Copy out each line containing "Query" from the entries below.

--- Begin ---

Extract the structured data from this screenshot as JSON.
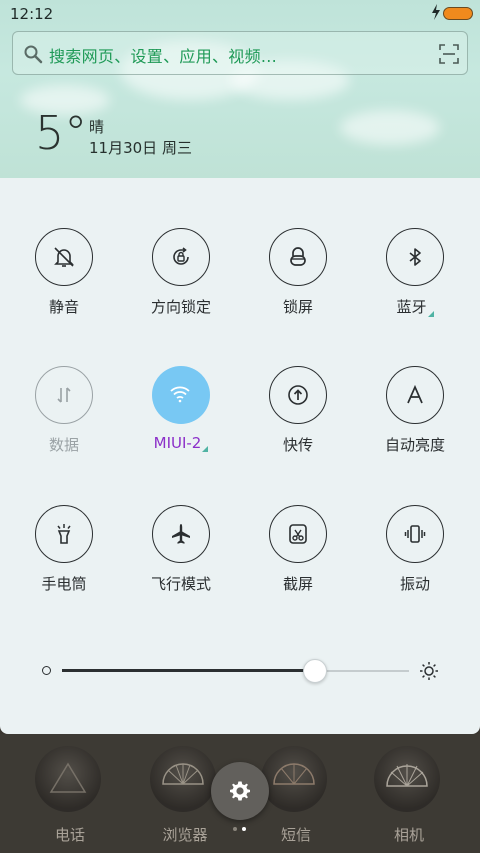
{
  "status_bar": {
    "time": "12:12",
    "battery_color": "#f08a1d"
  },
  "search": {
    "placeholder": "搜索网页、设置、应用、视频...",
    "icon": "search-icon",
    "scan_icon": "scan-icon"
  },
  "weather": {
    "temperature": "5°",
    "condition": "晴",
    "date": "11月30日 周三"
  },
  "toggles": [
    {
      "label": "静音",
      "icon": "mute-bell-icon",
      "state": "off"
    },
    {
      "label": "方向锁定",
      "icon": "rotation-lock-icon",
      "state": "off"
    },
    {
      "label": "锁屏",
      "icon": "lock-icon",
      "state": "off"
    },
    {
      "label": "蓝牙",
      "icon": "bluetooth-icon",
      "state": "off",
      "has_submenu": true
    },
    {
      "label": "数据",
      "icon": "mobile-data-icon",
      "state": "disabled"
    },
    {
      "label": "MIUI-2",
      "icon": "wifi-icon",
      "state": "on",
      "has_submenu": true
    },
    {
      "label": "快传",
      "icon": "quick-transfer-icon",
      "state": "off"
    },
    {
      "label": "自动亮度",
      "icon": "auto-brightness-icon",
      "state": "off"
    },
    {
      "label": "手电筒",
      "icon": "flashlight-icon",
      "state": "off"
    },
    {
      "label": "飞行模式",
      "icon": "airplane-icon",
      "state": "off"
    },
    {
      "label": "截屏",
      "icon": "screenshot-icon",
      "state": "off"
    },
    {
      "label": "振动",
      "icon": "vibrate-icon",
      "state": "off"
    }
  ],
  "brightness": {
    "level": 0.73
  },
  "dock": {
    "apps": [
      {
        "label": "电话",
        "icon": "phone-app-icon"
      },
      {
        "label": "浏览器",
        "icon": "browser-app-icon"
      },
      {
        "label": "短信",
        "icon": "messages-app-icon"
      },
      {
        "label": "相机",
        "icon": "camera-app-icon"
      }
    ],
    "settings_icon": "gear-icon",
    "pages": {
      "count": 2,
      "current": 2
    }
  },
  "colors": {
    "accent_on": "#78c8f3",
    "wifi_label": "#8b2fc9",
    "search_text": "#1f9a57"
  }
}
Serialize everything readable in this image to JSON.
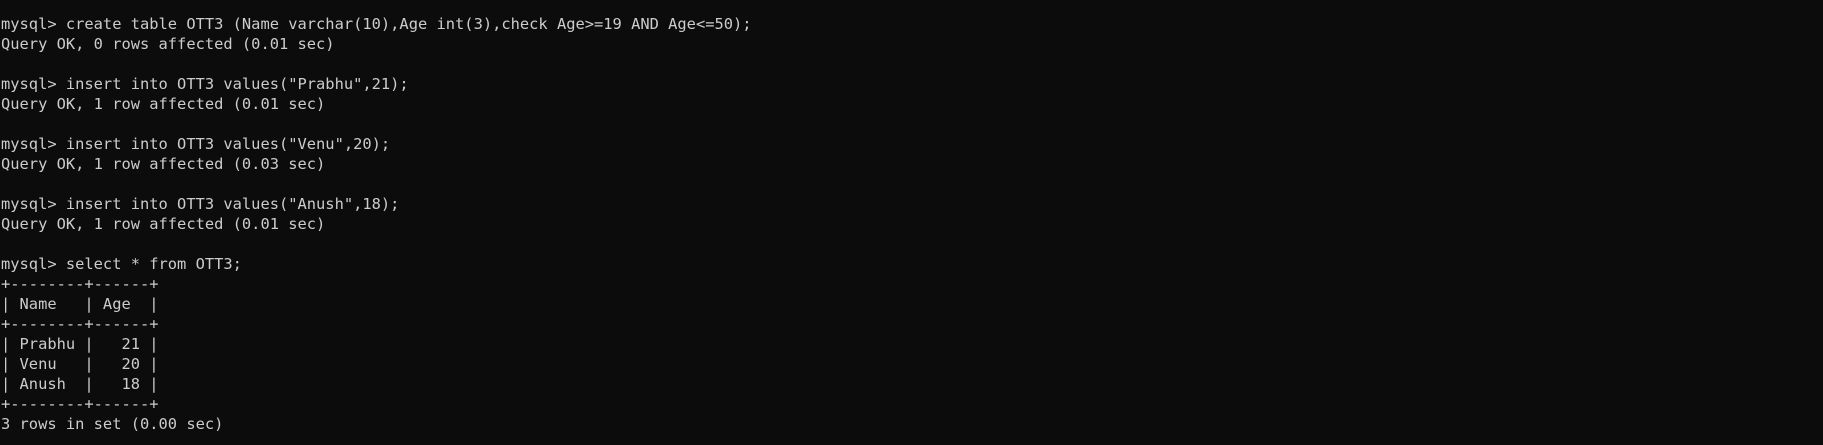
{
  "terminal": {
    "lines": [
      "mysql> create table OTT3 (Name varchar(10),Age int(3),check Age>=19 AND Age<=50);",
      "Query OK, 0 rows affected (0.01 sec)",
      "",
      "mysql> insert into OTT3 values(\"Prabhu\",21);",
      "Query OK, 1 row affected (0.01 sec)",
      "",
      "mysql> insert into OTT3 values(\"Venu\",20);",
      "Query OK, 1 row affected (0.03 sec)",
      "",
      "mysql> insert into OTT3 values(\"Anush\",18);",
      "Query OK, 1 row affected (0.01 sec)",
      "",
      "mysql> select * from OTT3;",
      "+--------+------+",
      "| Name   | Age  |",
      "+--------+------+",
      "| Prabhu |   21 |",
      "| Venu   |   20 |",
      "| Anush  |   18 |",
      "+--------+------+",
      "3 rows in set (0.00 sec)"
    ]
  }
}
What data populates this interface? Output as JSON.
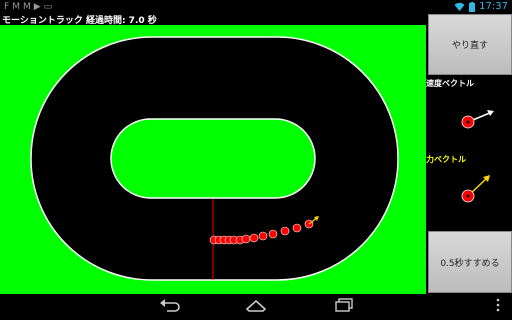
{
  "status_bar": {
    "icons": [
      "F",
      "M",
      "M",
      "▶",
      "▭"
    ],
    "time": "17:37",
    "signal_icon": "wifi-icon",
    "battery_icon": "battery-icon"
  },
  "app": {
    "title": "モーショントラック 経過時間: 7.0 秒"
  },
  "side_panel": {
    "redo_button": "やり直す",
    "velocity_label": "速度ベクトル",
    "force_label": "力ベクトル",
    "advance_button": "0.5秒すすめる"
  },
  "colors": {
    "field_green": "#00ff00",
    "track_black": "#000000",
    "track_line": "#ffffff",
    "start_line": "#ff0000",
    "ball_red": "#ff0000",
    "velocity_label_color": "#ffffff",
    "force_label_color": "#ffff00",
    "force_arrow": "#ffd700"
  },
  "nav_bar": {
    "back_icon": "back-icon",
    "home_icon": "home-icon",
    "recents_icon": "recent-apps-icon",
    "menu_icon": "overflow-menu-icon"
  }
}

--- End ---

Response below:
      "Query OK, 0 rows affected (0.01 sec)",
      "Query OK, 1 row affected (0.01 sec)",
      "Query OK, 1 row affected (0.03 sec)",
      "Query OK, 1 row affected (0.01 sec)",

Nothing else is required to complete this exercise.